Start of EXERCISE INPUT
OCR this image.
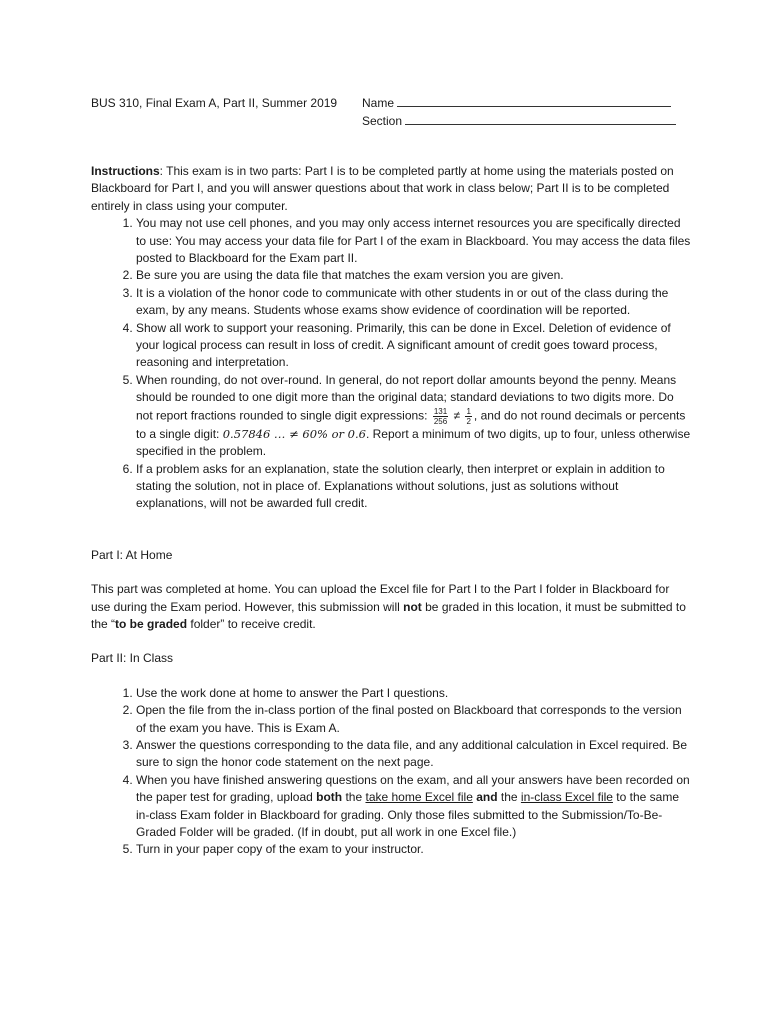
BUS 310, Final Exam A, Part II, Summer 2019 Name
Section

Instructions: This exam is in two parts: Part I is to be completed partly at home using the materials posted on Blackboard for Part I, and you will answer questions about that work in class below; Part II is to be completed entirely in class using your computer.

1. You may not use cell phones, and you may only access internet resources you are specifically directed to use: You may access your data file for Part I of the exam in Blackboard. You may access the data files posted to Blackboard for the Exam part II.
2. Be sure you are using the data file that matches the exam version you are given.
3. It is a violation of the honor code to communicate with other students in or out of the class during the exam, by any means. Students whose exams show evidence of coordination will be reported.
4. Show all work to support your reasoning. Primarily, this can be done in Excel. Deletion of evidence of your logical process can result in loss of credit. A significant amount of credit goes toward process, reasoning and interpretation.
5. When rounding, do not over-round. In general, do not report dollar amounts beyond the penny. Means should be rounded to one digit more than the original data; standard deviations to two digits more. Do not report fractions rounded to single digit expressions: $\frac{131}{256} \ne \frac{1}{2}$ , and do not round decimals or percents to a single digit: 0.57846 … ≠ 60% or 0.6. Report a minimum of two digits, up to four, unless otherwise specified in the problem.
6. If a problem asks for an explanation, state the solution clearly, then interpret or explain in addition to stating the solution, not in place of. Explanations without solutions, just as solutions without explanations, will not be awarded full credit.

Part I: At Home

This part was completed at home. You can upload the Excel file for Part I to the Part I folder in Blackboard for use during the Exam period. However, this submission will not be graded in this location, it must be submitted to the “to be graded folder” to receive credit.

Part II: In Class

1. Use the work done at home to answer the Part I questions.
2. Open the file from the in-class portion of the final posted on Blackboard that corresponds to the version of the exam you have. This is Exam A.
3. Answer the questions corresponding to the data file, and any additional calculation in Excel required. Be sure to sign the honor code statement on the next page.
4. When you have finished answering questions on the exam, and all your answers have been recorded on the paper test for grading, upload both the take home Excel file and the in-class Excel file to the same in-class Exam folder in Blackboard for grading. Only those files submitted to the Submission/To-Be-Graded Folder will be graded. (If in doubt, put all work in one Excel file.)
5. Turn in your paper copy of the exam to your instructor.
End of EXERCISE INPUT
→ STATED EXERCISE
Going through the entries above, tally each line that has the word "graded". Answer with the number only.

→ SOLVED PROBLEM
2